■ Set exercise: Find the lines below that contain the string "clinical". Copy each one.

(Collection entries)
++++++++

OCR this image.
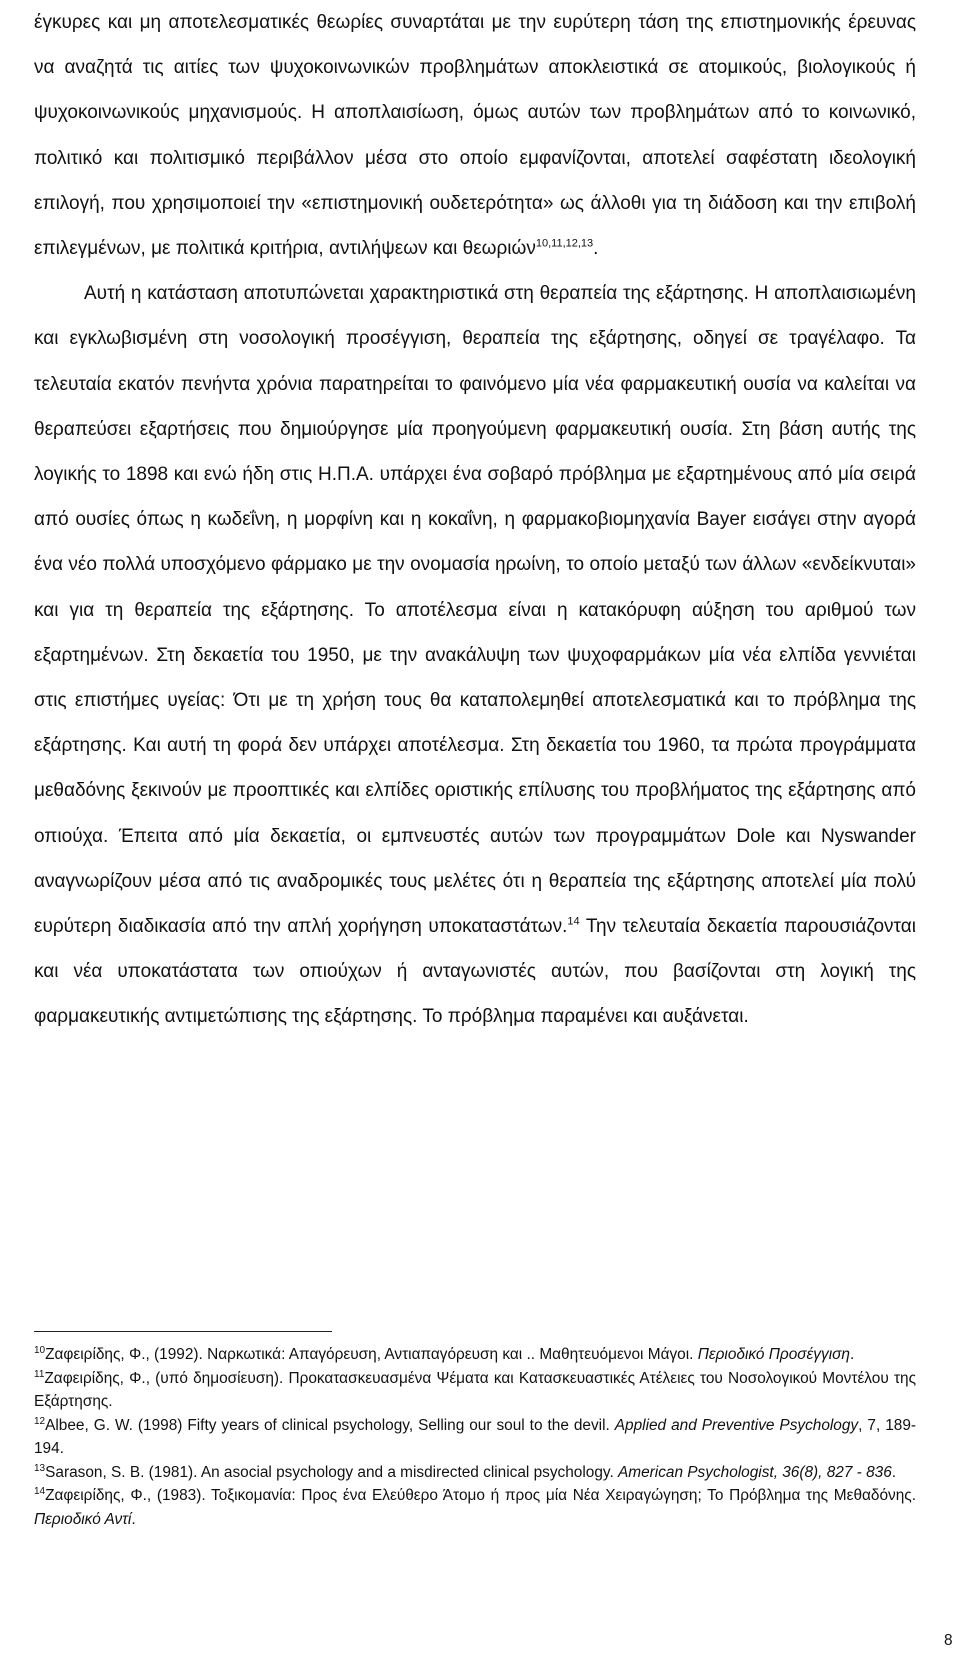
έγκυρες και μη αποτελεσματικές θεωρίες συναρτάται με την ευρύτερη τάση της επιστημονικής έρευνας να αναζητά τις αιτίες των ψυχοκοινωνικών προβλημάτων αποκλειστικά σε ατομικούς, βιολογικούς ή ψυχοκοινωνικούς μηχανισμούς. Η αποπλαισίωση, όμως αυτών των προβλημάτων από το κοινωνικό, πολιτικό και πολιτισμικό περιβάλλον μέσα στο οποίο εμφανίζονται, αποτελεί σαφέστατη ιδεολογική επιλογή, που χρησιμοποιεί την «επιστημονική ουδετερότητα» ως άλλοθι για τη διάδοση και την επιβολή επιλεγμένων, με πολιτικά κριτήρια, αντιλήψεων και θεωριών$^{10,11,12,13}$.

Αυτή η κατάσταση αποτυπώνεται χαρακτηριστικά στη θεραπεία της εξάρτησης. Η αποπλαισιωμένη και εγκλωβισμένη στη νοσολογική προσέγγιση, θεραπεία της εξάρτησης, οδηγεί σε τραγέλαφο. Τα τελευταία εκατόν πενήντα χρόνια παρατηρείται το φαινόμενο μία νέα φαρμακευτική ουσία να καλείται να θεραπεύσει εξαρτήσεις που δημιούργησε μία προηγούμενη φαρμακευτική ουσία. Στη βάση αυτής της λογικής το 1898 και ενώ ήδη στις Η.Π.Α. υπάρχει ένα σοβαρό πρόβλημα με εξαρτημένους από μία σειρά από ουσίες όπως η κωδεΐνη, η μορφίνη και η κοκαΐνη, η φαρμακοβιομηχανία Bayer εισάγει στην αγορά ένα νέο πολλά υποσχόμενο φάρμακο με την ονομασία ηρωίνη, το οποίο μεταξύ των άλλων «ενδείκνυται» και για τη θεραπεία της εξάρτησης. Το αποτέλεσμα είναι η κατακόρυφη αύξηση του αριθμού των εξαρτημένων. Στη δεκαετία του 1950, με την ανακάλυψη των ψυχοφαρμάκων μία νέα ελπίδα γεννιέται στις επιστήμες υγείας: Ότι με τη χρήση τους θα καταπολεμηθεί αποτελεσματικά και το πρόβλημα της εξάρτησης. Και αυτή τη φορά δεν υπάρχει αποτέλεσμα. Στη δεκαετία του 1960, τα πρώτα προγράμματα μεθαδόνης ξεκινούν με προοπτικές και ελπίδες οριστικής επίλυσης του προβλήματος της εξάρτησης από οπιούχα. Έπειτα από μία δεκαετία, οι εμπνευστές αυτών των προγραμμάτων Dole και Nyswander αναγνωρίζουν μέσα από τις αναδρομικές τους μελέτες ότι η θεραπεία της εξάρτησης αποτελεί μία πολύ ευρύτερη διαδικασία από την απλή χορήγηση υποκαταστάτων.$^{14}$ Την τελευταία δεκαετία παρουσιάζονται και νέα υποκατάστατα των οπιούχων ή ανταγωνιστές αυτών, που βασίζονται στη λογική της φαρμακευτικής αντιμετώπισης της εξάρτησης. Το πρόβλημα παραμένει και αυξάνεται.

$^{10}$Ζαφειρίδης, Φ., (1992). Ναρκωτικά: Απαγόρευση, Αντιαπαγόρευση και .. Μαθητευόμενοι Μάγοι. Περιοδικό Προσέγγιση.

$^{11}$Ζαφειρίδης, Φ., (υπό δημοσίευση). Προκατασκευασμένα Ψέματα και Κατασκευαστικές Ατέλειες του Νοσολογικού Μοντέλου της Εξάρτησης.

$^{12}$Albee, G. W. (1998) Fifty years of clinical psychology, Selling our soul to the devil. Applied and Preventive Psychology, 7, 189-194.

$^{13}$Sarason, S. B. (1981). An asocial psychology and a misdirected clinical psychology. American Psychologist, 36(8), 827 - 836.

$^{14}$Ζαφειρίδης, Φ., (1983). Τοξικομανία: Προς ένα Ελεύθερο Άτομο ή προς μία Νέα Χειραγώγηση; Το Πρόβλημα της Μεθαδόνης. Περιοδικό Αντί.

8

++++++++

■ Completed task:
$^{12}$Albee, G. W. (1998) Fifty years of clinical psychology, Selling our soul to the devil. Applied and Preventive Psychology, 7, 189-194.
$^{13}$Sarason, S. B. (1981). An asocial psychology and a misdirected clinical psychology. American Psychologist, 36(8), 827 - 836.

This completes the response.